Gather all lines in the entries that include the word "Basic".

Dataset items:
"""

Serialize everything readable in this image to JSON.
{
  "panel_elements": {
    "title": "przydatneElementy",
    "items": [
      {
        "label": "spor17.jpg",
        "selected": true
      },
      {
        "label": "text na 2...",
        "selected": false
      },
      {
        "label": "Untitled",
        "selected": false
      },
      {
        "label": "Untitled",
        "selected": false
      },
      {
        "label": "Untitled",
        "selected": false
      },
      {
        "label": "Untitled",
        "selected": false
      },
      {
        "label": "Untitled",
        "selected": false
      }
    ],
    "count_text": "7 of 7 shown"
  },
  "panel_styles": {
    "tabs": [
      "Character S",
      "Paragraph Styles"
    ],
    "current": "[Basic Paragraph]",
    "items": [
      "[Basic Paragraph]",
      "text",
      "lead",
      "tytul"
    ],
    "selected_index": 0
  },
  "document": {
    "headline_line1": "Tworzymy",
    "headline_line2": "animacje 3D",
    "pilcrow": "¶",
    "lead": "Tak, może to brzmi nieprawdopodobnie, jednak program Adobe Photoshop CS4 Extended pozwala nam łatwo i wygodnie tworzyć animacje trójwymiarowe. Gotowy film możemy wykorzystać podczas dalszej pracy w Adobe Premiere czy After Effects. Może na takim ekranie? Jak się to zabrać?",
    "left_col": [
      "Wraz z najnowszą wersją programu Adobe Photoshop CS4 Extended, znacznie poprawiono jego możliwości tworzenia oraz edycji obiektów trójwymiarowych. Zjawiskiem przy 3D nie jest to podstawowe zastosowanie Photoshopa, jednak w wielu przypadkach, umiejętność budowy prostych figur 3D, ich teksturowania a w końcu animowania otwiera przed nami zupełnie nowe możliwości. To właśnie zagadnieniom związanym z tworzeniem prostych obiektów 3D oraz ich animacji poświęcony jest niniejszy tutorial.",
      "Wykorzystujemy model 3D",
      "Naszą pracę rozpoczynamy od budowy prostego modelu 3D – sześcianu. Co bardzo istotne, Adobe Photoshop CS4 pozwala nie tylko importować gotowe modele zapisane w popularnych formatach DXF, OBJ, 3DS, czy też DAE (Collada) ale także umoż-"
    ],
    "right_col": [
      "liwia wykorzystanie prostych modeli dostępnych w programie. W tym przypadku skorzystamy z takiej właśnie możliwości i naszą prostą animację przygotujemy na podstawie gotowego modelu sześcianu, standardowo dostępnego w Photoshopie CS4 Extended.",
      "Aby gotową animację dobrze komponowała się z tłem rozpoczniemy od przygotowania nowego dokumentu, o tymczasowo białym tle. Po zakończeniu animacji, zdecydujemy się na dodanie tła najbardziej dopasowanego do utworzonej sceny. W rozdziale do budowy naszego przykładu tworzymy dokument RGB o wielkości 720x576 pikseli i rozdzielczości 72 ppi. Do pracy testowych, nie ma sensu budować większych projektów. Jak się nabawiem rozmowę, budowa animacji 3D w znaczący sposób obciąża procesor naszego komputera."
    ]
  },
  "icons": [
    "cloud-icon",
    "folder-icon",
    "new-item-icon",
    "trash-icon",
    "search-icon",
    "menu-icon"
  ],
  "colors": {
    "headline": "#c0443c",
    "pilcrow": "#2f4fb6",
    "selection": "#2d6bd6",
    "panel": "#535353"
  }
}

"""

• **Exercise solution**
    "current": "[Basic Paragraph]",
      "[Basic Paragraph]",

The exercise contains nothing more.